**EXERCISE OBJECTIVE**
Note how many lines in the entries contain the string "aged", then give that number and nothing else.

--- start ---

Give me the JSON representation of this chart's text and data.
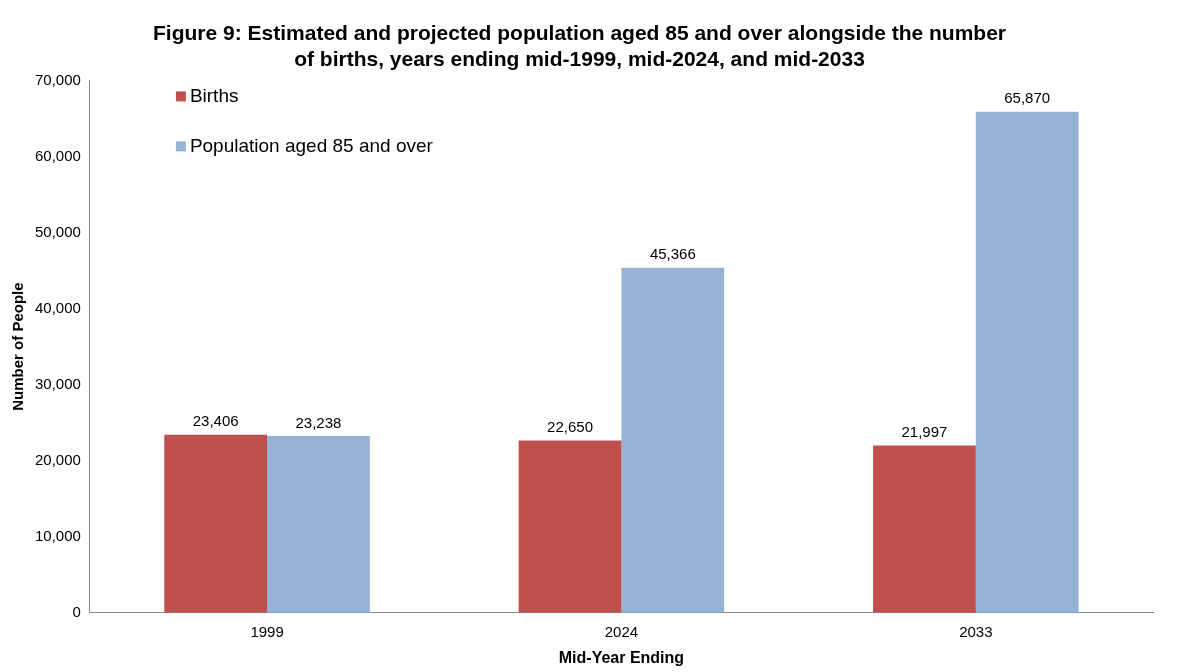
{
  "chart_data": {
    "type": "bar",
    "title": "Figure 9: Estimated and projected population aged 85 and over alongside the number of births, years ending mid-1999, mid-2024, and mid-2033",
    "xlabel": "Mid-Year Ending",
    "ylabel": "Number of People",
    "categories": [
      "1999",
      "2024",
      "2033"
    ],
    "series": [
      {
        "name": "Births",
        "color": "#c0504d",
        "values": [
          23406,
          22650,
          21997
        ],
        "value_labels": [
          "23,406",
          "22,650",
          "21,997"
        ]
      },
      {
        "name": "Population aged 85 and over",
        "color": "#95b3d7",
        "values": [
          23238,
          45366,
          65870
        ],
        "value_labels": [
          "23,238",
          "45,366",
          "65,870"
        ]
      }
    ],
    "ylim": [
      0,
      70000
    ],
    "yticks": [
      {
        "value": 0,
        "label": "0"
      },
      {
        "value": 10000,
        "label": "10,000"
      },
      {
        "value": 20000,
        "label": "20,000"
      },
      {
        "value": 30000,
        "label": "30,000"
      },
      {
        "value": 40000,
        "label": "40,000"
      },
      {
        "value": 50000,
        "label": "50,000"
      },
      {
        "value": 60000,
        "label": "60,000"
      },
      {
        "value": 70000,
        "label": "70,000"
      }
    ],
    "grid": false,
    "legend": "top left"
  }
}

--- end ---

**WRITTEN SOLUTION**
2